### AIM:
For each line of the data below that holds "name", copy the line.

══ DATA EXTRACT

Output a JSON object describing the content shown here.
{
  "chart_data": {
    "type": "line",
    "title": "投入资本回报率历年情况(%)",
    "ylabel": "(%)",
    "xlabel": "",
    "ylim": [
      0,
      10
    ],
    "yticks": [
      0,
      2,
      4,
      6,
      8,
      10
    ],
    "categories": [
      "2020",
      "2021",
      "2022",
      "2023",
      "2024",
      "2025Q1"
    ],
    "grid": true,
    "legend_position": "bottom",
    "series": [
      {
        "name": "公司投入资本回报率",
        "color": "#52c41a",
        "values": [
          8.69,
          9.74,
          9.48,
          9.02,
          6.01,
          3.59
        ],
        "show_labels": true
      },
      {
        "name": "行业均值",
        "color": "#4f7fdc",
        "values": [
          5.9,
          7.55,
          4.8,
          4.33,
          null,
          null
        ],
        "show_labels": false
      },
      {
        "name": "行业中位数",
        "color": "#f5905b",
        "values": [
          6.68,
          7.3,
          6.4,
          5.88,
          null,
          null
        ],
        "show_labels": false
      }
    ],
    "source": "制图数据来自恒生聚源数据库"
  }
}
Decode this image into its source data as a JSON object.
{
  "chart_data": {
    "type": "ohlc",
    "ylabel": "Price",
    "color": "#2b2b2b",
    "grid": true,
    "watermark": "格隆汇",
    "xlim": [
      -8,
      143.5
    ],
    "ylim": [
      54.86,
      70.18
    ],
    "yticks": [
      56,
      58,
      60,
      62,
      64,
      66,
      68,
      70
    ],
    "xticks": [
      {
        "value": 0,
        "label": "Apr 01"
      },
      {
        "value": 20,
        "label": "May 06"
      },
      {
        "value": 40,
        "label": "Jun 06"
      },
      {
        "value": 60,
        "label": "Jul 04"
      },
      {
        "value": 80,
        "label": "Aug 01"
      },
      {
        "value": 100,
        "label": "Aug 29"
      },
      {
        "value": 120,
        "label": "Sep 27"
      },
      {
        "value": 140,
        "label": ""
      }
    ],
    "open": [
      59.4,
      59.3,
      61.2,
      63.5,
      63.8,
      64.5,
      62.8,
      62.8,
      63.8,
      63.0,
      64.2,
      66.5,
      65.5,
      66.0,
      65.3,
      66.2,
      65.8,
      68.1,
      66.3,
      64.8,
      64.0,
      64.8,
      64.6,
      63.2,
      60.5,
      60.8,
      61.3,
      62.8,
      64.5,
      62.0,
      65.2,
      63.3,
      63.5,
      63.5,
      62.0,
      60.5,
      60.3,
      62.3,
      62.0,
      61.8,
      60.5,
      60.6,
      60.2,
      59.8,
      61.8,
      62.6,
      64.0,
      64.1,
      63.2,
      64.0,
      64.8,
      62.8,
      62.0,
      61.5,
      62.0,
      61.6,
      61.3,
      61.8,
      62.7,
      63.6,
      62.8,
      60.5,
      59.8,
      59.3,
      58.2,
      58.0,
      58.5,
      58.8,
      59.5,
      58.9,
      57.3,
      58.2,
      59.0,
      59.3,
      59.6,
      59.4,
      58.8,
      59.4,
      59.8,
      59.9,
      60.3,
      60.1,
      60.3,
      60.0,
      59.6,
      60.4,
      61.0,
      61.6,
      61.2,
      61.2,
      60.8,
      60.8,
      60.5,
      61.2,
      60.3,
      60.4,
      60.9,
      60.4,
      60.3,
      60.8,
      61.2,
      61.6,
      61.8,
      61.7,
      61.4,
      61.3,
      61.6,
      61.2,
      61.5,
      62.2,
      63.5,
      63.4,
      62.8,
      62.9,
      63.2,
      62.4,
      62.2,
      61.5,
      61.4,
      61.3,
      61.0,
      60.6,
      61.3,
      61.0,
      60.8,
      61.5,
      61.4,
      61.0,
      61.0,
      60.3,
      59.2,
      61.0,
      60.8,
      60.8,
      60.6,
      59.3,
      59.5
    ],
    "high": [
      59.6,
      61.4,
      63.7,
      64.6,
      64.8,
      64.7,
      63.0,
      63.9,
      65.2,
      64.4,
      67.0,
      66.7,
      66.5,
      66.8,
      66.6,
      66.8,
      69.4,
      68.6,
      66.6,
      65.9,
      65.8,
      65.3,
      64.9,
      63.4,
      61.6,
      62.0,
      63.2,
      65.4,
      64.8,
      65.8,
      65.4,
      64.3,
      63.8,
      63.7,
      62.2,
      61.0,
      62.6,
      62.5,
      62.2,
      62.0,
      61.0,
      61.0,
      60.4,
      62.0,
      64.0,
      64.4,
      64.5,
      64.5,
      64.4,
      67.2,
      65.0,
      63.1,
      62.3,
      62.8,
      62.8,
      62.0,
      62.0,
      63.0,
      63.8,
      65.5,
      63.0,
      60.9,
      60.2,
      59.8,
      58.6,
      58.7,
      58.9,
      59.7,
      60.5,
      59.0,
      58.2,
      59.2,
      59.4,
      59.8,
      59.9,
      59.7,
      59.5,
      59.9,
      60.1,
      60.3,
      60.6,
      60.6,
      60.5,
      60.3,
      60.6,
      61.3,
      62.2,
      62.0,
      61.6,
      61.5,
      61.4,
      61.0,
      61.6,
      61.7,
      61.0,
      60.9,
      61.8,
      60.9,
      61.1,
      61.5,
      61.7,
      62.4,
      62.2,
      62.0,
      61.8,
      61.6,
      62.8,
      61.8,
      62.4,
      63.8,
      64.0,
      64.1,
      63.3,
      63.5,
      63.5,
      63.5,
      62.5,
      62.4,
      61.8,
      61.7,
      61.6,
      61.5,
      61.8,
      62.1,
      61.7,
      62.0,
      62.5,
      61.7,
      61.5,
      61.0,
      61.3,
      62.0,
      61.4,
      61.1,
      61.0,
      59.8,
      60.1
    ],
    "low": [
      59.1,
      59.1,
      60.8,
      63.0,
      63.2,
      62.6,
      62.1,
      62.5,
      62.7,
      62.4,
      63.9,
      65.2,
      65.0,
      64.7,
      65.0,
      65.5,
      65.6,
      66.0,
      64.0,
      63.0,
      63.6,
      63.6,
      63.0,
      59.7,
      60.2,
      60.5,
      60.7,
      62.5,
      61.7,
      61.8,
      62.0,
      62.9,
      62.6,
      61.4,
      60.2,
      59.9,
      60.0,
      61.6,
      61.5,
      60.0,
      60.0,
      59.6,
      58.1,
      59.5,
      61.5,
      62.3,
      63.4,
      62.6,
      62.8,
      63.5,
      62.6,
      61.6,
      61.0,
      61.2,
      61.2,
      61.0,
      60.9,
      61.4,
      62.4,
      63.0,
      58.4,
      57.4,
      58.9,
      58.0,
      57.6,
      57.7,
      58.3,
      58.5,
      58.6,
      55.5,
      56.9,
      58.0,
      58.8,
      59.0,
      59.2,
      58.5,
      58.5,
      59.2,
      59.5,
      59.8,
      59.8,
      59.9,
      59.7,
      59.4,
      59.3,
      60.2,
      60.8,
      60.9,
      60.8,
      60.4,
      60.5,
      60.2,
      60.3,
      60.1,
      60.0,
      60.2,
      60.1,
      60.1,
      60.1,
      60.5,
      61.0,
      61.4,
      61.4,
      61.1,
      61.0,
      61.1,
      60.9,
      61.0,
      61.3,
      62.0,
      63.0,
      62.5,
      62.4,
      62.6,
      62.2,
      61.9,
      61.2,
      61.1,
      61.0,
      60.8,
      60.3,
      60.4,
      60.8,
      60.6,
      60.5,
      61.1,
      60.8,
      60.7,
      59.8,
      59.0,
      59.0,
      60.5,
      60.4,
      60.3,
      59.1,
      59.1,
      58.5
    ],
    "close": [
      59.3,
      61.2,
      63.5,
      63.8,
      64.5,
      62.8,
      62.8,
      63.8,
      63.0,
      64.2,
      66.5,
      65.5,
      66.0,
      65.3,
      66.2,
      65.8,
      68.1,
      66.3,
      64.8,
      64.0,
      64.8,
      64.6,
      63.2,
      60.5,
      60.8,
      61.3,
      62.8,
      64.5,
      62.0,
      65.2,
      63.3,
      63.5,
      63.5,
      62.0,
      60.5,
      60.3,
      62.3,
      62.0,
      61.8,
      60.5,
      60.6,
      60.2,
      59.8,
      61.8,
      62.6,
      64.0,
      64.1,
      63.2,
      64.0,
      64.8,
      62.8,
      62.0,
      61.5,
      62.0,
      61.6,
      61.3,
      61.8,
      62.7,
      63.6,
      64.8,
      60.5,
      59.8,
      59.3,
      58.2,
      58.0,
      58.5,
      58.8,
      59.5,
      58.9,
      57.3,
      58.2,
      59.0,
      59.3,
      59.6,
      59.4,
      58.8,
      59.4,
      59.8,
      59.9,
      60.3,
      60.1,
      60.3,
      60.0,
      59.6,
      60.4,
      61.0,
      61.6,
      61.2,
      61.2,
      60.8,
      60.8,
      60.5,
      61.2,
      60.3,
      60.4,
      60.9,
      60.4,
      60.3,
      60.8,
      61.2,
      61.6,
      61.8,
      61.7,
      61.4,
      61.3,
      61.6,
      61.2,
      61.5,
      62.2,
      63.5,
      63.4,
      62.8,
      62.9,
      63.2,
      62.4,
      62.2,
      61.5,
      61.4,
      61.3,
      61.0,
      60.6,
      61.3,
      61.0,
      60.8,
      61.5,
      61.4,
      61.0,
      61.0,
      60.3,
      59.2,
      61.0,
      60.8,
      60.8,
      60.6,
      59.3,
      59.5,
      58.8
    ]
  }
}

════

### FINISHED ANSWER:
        "name": "公司投入资本回报率",
        "name": "行业均值",
        "name": "行业中位数",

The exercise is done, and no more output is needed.